» **What the task requires**:
Restate the data word for word and leave the images out.
[Start of Material provided]
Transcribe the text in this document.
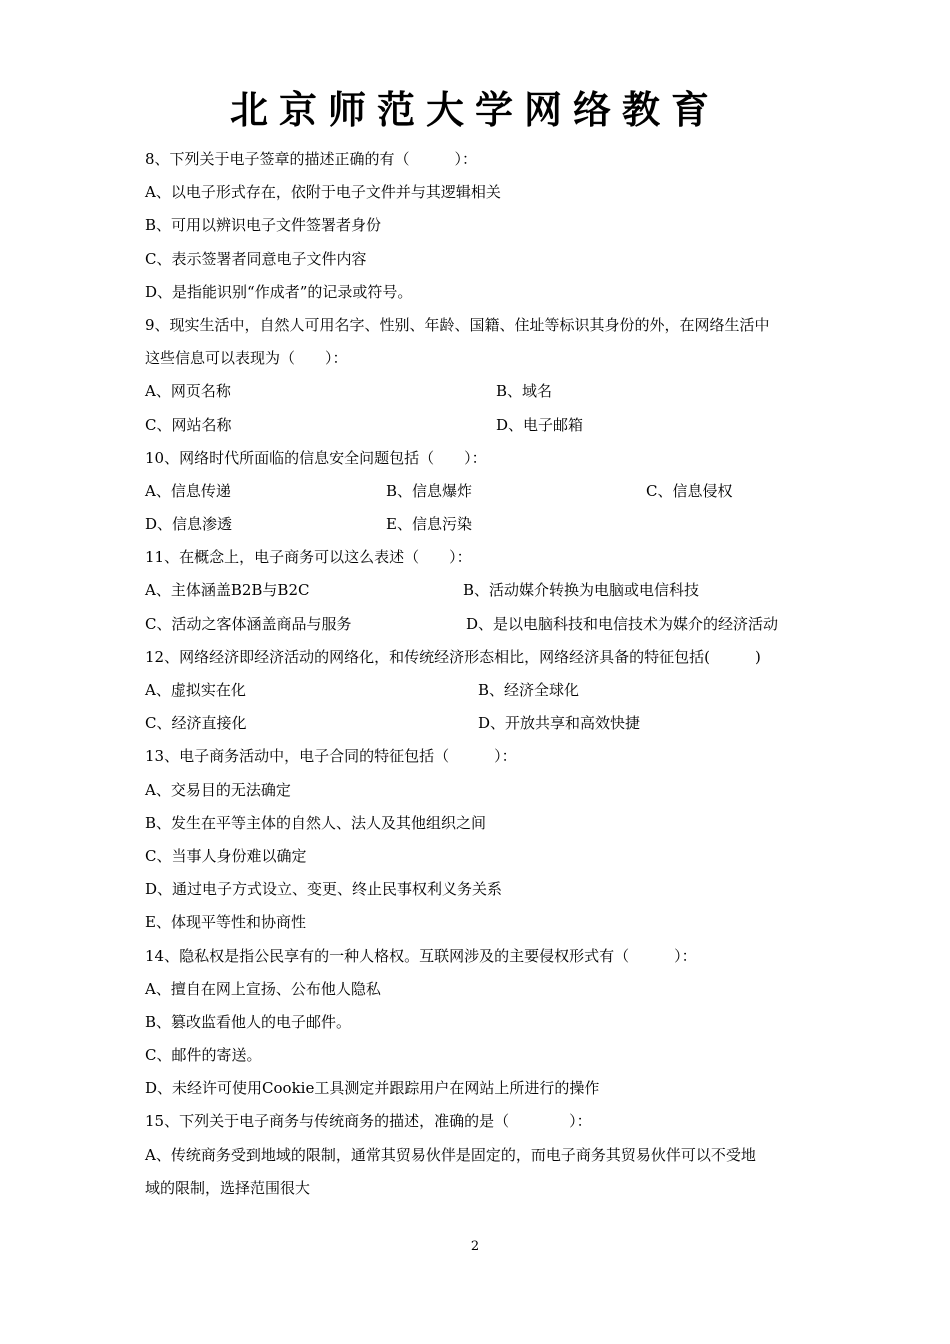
北京师范大学网络教育
8、下列关于电子签章的描述正确的有（　　　）：
A、以电子形式存在，依附于电子文件并与其逻辑相关
B、可用以辨识电子文件签署者身份
C、表示签署者同意电子文件内容
D、是指能识别“作成者”的记录或符号。
9、现实生活中，自然人可用名字、性别、年龄、国籍、住址等标识其身份的外，在网络生活中
这些信息可以表现为（　　）：
A、网页名称	B、域名
C、网站名称	D、电子邮箱
10、网络时代所面临的信息安全问题包括（　　）：
A、信息传递	B、信息爆炸	C、信息侵权
D、信息渗透	E、信息污染
11、在概念上，电子商务可以这么表述（　　）：
A、主体涵盖B2B与B2C	B、活动媒介转换为电脑或电信科技
C、活动之客体涵盖商品与服务	D、是以电脑科技和电信技术为媒介的经济活动
12、网络经济即经济活动的网络化，和传统经济形态相比，网络经济具备的特征包括(　　　)
A、虚拟实在化	B、经济全球化
C、经济直接化	D、开放共享和高效快捷
13、电子商务活动中，电子合同的特征包括（　　　）：
A、交易目的无法确定
B、发生在平等主体的自然人、法人及其他组织之间
C、当事人身份难以确定
D、通过电子方式设立、变更、终止民事权利义务关系
E、体现平等性和协商性
14、隐私权是指公民享有的一种人格权。互联网涉及的主要侵权形式有（　　　）：
A、擅自在网上宣扬、公布他人隐私
B、篡改监看他人的电子邮件。
C、邮件的寄送。
D、未经许可使用Cookie工具测定并跟踪用户在网站上所进行的操作
15、下列关于电子商务与传统商务的描述，准确的是（　　　　）：
A、传统商务受到地域的限制，通常其贸易伙伴是固定的，而电子商务其贸易伙伴可以不受地
域的限制，选择范围很大
2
[End of Material provided]
» **Solution to the problem**:
Transcribe the text in this document.
北京师范大学网络教育
8、下列关于电子签章的描述正确的有（　　　）：
A、以电子形式存在，依附于电子文件并与其逻辑相关
B、可用以辨识电子文件签署者身份
C、表示签署者同意电子文件内容
D、是指能识别“作成者”的记录或符号。
9、现实生活中，自然人可用名字、性别、年龄、国籍、住址等标识其身份的外，在网络生活中
这些信息可以表现为（　　）：
A、网页名称	B、域名
C、网站名称	D、电子邮箱
10、网络时代所面临的信息安全问题包括（　　）：
A、信息传递	B、信息爆炸	C、信息侵权
D、信息渗透	E、信息污染
11、在概念上，电子商务可以这么表述（　　）：
A、主体涵盖B2B与B2C	B、活动媒介转换为电脑或电信科技
C、活动之客体涵盖商品与服务	D、是以电脑科技和电信技术为媒介的经济活动
12、网络经济即经济活动的网络化，和传统经济形态相比，网络经济具备的特征包括(　　　)
A、虚拟实在化	B、经济全球化
C、经济直接化	D、开放共享和高效快捷
13、电子商务活动中，电子合同的特征包括（　　　）：
A、交易目的无法确定
B、发生在平等主体的自然人、法人及其他组织之间
C、当事人身份难以确定
D、通过电子方式设立、变更、终止民事权利义务关系
E、体现平等性和协商性
14、隐私权是指公民享有的一种人格权。互联网涉及的主要侵权形式有（　　　）：
A、擅自在网上宣扬、公布他人隐私
B、篡改监看他人的电子邮件。
C、邮件的寄送。
D、未经许可使用Cookie工具测定并跟踪用户在网站上所进行的操作
15、下列关于电子商务与传统商务的描述，准确的是（　　　　）：
A、传统商务受到地域的限制，通常其贸易伙伴是固定的，而电子商务其贸易伙伴可以不受地
域的限制，选择范围很大
2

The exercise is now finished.